Given instruction
Print all of the entries exactly, minus the pictures.

____________

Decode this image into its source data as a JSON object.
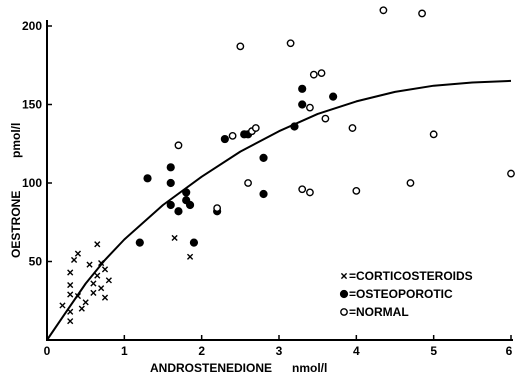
{
  "chart_data": {
    "type": "scatter",
    "xlabel": "ANDROSTENEDIONE",
    "xunit": "nmol/l",
    "ylabel": "OESTRONE",
    "yunit": "pmol/l",
    "xlim": [
      0,
      6
    ],
    "ylim": [
      0,
      200
    ],
    "xticks": [
      "0",
      "1",
      "2",
      "3",
      "4",
      "5",
      "6"
    ],
    "yticks": [
      "50",
      "100",
      "150",
      "200"
    ],
    "grid": false,
    "legend_position": "bottom-right",
    "series": [
      {
        "name": "CORTICOSTEROIDS",
        "legend_label": "=CORTICOSTEROIDS",
        "marker": "x",
        "points": [
          [
            0.2,
            22
          ],
          [
            0.3,
            12
          ],
          [
            0.3,
            18
          ],
          [
            0.3,
            29
          ],
          [
            0.3,
            35
          ],
          [
            0.3,
            43
          ],
          [
            0.35,
            51
          ],
          [
            0.4,
            55
          ],
          [
            0.4,
            28
          ],
          [
            0.45,
            20
          ],
          [
            0.5,
            24
          ],
          [
            0.55,
            48
          ],
          [
            0.6,
            36
          ],
          [
            0.6,
            30
          ],
          [
            0.65,
            41
          ],
          [
            0.65,
            61
          ],
          [
            0.7,
            33
          ],
          [
            0.7,
            49
          ],
          [
            0.75,
            27
          ],
          [
            0.75,
            45
          ],
          [
            0.8,
            38
          ],
          [
            1.65,
            65
          ],
          [
            1.85,
            53
          ]
        ]
      },
      {
        "name": "OSTEOPOROTIC",
        "legend_label": "=OSTEOPOROTIC",
        "marker": "filled-circle",
        "points": [
          [
            1.2,
            62
          ],
          [
            1.3,
            103
          ],
          [
            1.6,
            110
          ],
          [
            1.6,
            86
          ],
          [
            1.6,
            100
          ],
          [
            1.7,
            82
          ],
          [
            1.8,
            94
          ],
          [
            1.8,
            89
          ],
          [
            1.85,
            86
          ],
          [
            1.9,
            62
          ],
          [
            2.2,
            82
          ],
          [
            2.3,
            128
          ],
          [
            2.55,
            131
          ],
          [
            2.6,
            131
          ],
          [
            2.8,
            116
          ],
          [
            2.8,
            93
          ],
          [
            3.2,
            136
          ],
          [
            3.3,
            160
          ],
          [
            3.3,
            150
          ],
          [
            3.7,
            155
          ]
        ]
      },
      {
        "name": "NORMAL",
        "legend_label": "=NORMAL",
        "marker": "open-circle",
        "points": [
          [
            1.7,
            124
          ],
          [
            2.2,
            84
          ],
          [
            2.4,
            130
          ],
          [
            2.5,
            187
          ],
          [
            2.6,
            100
          ],
          [
            2.65,
            133
          ],
          [
            2.7,
            135
          ],
          [
            3.15,
            189
          ],
          [
            3.3,
            96
          ],
          [
            3.4,
            94
          ],
          [
            3.4,
            148
          ],
          [
            3.45,
            169
          ],
          [
            3.55,
            170
          ],
          [
            3.6,
            141
          ],
          [
            3.95,
            135
          ],
          [
            4.0,
            95
          ],
          [
            4.35,
            210
          ],
          [
            4.7,
            100
          ],
          [
            4.85,
            208
          ],
          [
            5.0,
            131
          ],
          [
            6.0,
            106
          ]
        ]
      }
    ],
    "fitted_curve": {
      "x": [
        0,
        0.25,
        0.5,
        0.75,
        1,
        1.5,
        2,
        2.5,
        3,
        3.5,
        4,
        4.5,
        5,
        5.5,
        6
      ],
      "y": [
        0,
        18,
        36,
        51,
        64,
        86,
        104,
        120,
        133,
        144,
        152,
        158,
        162,
        164,
        165
      ]
    }
  }
}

____________

Output
Decode this image into its source data as a JSON object.
{
  "chart_data": {
    "type": "scatter",
    "xlabel": "ANDROSTENEDIONE",
    "xunit": "nmol/l",
    "ylabel": "OESTRONE",
    "yunit": "pmol/l",
    "xlim": [
      0,
      6
    ],
    "ylim": [
      0,
      200
    ],
    "xticks": [
      "0",
      "1",
      "2",
      "3",
      "4",
      "5",
      "6"
    ],
    "yticks": [
      "50",
      "100",
      "150",
      "200"
    ],
    "grid": false,
    "legend_position": "bottom-right",
    "series": [
      {
        "name": "CORTICOSTEROIDS",
        "legend_label": "=CORTICOSTEROIDS",
        "marker": "x",
        "points": [
          [
            0.2,
            22
          ],
          [
            0.3,
            12
          ],
          [
            0.3,
            18
          ],
          [
            0.3,
            29
          ],
          [
            0.3,
            35
          ],
          [
            0.3,
            43
          ],
          [
            0.35,
            51
          ],
          [
            0.4,
            55
          ],
          [
            0.4,
            28
          ],
          [
            0.45,
            20
          ],
          [
            0.5,
            24
          ],
          [
            0.55,
            48
          ],
          [
            0.6,
            36
          ],
          [
            0.6,
            30
          ],
          [
            0.65,
            41
          ],
          [
            0.65,
            61
          ],
          [
            0.7,
            33
          ],
          [
            0.7,
            49
          ],
          [
            0.75,
            27
          ],
          [
            0.75,
            45
          ],
          [
            0.8,
            38
          ],
          [
            1.65,
            65
          ],
          [
            1.85,
            53
          ]
        ]
      },
      {
        "name": "OSTEOPOROTIC",
        "legend_label": "=OSTEOPOROTIC",
        "marker": "filled-circle",
        "points": [
          [
            1.2,
            62
          ],
          [
            1.3,
            103
          ],
          [
            1.6,
            110
          ],
          [
            1.6,
            86
          ],
          [
            1.6,
            100
          ],
          [
            1.7,
            82
          ],
          [
            1.8,
            94
          ],
          [
            1.8,
            89
          ],
          [
            1.85,
            86
          ],
          [
            1.9,
            62
          ],
          [
            2.2,
            82
          ],
          [
            2.3,
            128
          ],
          [
            2.55,
            131
          ],
          [
            2.6,
            131
          ],
          [
            2.8,
            116
          ],
          [
            2.8,
            93
          ],
          [
            3.2,
            136
          ],
          [
            3.3,
            160
          ],
          [
            3.3,
            150
          ],
          [
            3.7,
            155
          ]
        ]
      },
      {
        "name": "NORMAL",
        "legend_label": "=NORMAL",
        "marker": "open-circle",
        "points": [
          [
            1.7,
            124
          ],
          [
            2.2,
            84
          ],
          [
            2.4,
            130
          ],
          [
            2.5,
            187
          ],
          [
            2.6,
            100
          ],
          [
            2.65,
            133
          ],
          [
            2.7,
            135
          ],
          [
            3.15,
            189
          ],
          [
            3.3,
            96
          ],
          [
            3.4,
            94
          ],
          [
            3.4,
            148
          ],
          [
            3.45,
            169
          ],
          [
            3.55,
            170
          ],
          [
            3.6,
            141
          ],
          [
            3.95,
            135
          ],
          [
            4.0,
            95
          ],
          [
            4.35,
            210
          ],
          [
            4.7,
            100
          ],
          [
            4.85,
            208
          ],
          [
            5.0,
            131
          ],
          [
            6.0,
            106
          ]
        ]
      }
    ],
    "fitted_curve": {
      "x": [
        0,
        0.25,
        0.5,
        0.75,
        1,
        1.5,
        2,
        2.5,
        3,
        3.5,
        4,
        4.5,
        5,
        5.5,
        6
      ],
      "y": [
        0,
        18,
        36,
        51,
        64,
        86,
        104,
        120,
        133,
        144,
        152,
        158,
        162,
        164,
        165
      ]
    }
  }
}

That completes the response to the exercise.